EXERCISE TASK ->
Say only how many lines contain the word "text".

>> START

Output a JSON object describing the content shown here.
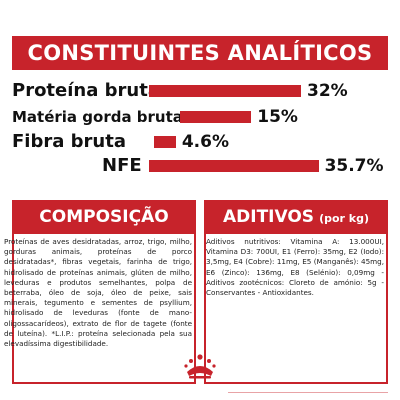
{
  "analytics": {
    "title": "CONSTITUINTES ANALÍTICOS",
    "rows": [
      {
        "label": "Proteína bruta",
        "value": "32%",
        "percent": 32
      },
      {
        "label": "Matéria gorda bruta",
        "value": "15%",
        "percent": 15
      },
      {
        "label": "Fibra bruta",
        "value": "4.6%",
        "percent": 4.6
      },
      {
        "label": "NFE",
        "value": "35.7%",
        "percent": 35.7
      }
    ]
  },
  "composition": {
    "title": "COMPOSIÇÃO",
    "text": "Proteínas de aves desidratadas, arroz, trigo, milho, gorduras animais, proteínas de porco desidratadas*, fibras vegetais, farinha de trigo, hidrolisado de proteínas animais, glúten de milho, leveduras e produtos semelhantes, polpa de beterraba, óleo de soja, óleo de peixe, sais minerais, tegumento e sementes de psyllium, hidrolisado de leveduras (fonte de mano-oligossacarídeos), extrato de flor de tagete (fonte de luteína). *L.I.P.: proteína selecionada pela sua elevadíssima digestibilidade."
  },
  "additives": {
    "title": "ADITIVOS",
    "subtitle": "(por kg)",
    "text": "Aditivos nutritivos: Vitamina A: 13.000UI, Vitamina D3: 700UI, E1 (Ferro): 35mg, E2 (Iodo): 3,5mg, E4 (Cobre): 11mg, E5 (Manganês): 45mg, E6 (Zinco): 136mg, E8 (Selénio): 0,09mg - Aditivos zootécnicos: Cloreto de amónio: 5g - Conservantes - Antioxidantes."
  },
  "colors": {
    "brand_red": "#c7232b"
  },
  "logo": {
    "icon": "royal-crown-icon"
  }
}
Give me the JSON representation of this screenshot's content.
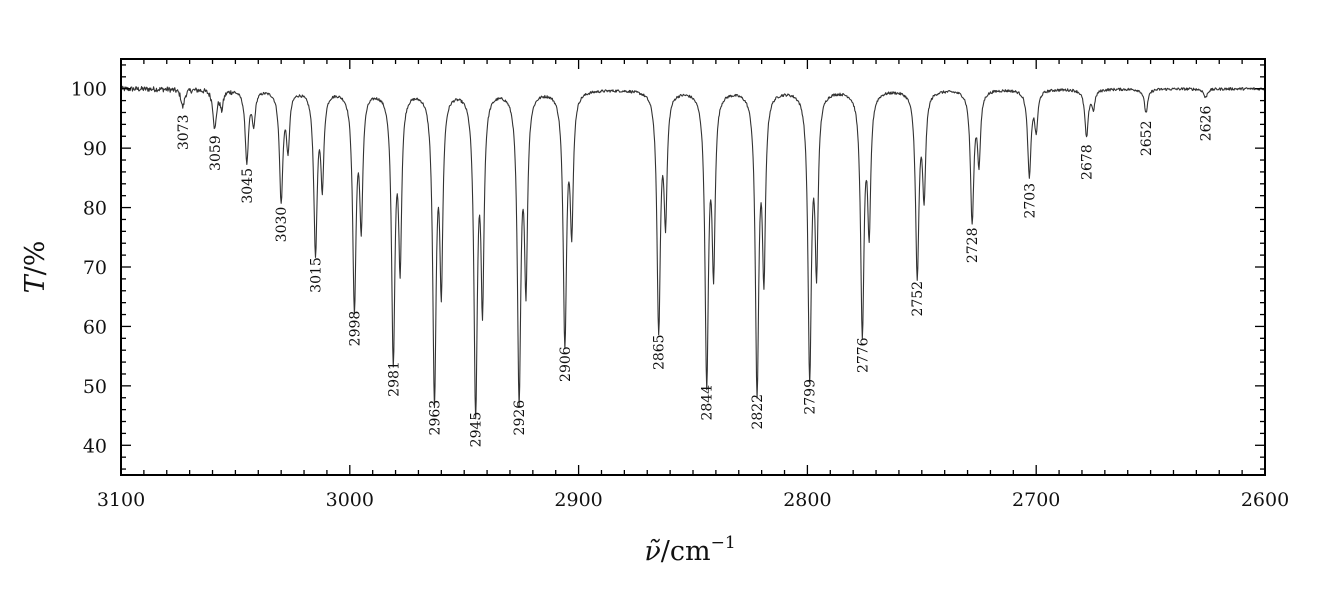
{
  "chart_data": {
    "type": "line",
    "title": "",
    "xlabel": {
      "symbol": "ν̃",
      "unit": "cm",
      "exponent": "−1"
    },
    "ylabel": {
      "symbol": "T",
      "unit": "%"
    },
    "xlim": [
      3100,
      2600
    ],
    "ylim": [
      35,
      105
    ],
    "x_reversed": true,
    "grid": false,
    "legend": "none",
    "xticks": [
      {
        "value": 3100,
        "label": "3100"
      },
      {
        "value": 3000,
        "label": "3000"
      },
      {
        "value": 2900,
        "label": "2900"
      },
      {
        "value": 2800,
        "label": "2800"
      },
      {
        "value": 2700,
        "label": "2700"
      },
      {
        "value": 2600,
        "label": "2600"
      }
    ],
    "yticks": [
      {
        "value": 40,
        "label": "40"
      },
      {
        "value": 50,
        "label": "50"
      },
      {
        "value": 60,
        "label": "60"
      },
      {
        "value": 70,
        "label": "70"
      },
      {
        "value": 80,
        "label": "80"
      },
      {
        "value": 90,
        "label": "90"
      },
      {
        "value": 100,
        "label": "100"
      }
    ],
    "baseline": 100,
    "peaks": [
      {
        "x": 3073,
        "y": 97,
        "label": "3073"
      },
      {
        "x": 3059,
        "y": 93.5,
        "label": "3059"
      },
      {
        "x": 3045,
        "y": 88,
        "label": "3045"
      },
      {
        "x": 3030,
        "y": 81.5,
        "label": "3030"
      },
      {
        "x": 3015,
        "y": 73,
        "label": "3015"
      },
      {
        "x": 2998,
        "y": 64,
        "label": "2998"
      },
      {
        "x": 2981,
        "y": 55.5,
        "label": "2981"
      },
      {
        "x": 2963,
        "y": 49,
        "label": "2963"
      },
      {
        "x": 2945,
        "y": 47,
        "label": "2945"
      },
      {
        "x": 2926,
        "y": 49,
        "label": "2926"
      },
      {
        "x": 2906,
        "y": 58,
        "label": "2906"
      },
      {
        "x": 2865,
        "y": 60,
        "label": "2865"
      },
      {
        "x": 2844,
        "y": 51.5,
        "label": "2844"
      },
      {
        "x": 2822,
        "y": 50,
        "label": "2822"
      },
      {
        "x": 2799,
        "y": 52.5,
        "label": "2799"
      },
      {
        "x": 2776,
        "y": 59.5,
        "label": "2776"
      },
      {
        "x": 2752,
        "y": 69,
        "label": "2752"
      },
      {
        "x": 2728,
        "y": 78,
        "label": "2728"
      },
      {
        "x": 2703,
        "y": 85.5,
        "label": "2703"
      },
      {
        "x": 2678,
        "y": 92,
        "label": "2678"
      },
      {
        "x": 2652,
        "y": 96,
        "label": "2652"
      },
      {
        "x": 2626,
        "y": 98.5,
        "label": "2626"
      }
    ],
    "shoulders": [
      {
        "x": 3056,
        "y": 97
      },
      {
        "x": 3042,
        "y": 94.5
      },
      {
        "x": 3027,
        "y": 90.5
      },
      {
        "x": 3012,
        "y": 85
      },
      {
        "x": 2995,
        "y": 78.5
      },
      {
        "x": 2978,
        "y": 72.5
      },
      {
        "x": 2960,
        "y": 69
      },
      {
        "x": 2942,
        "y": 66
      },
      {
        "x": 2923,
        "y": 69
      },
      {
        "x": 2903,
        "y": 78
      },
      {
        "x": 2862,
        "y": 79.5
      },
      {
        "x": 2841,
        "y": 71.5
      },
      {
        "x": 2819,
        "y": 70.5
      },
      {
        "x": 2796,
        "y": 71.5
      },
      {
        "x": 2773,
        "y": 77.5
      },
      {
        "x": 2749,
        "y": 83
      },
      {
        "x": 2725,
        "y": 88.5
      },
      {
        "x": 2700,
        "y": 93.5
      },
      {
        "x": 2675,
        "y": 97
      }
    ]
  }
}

>> END

TASK RESULT ->
2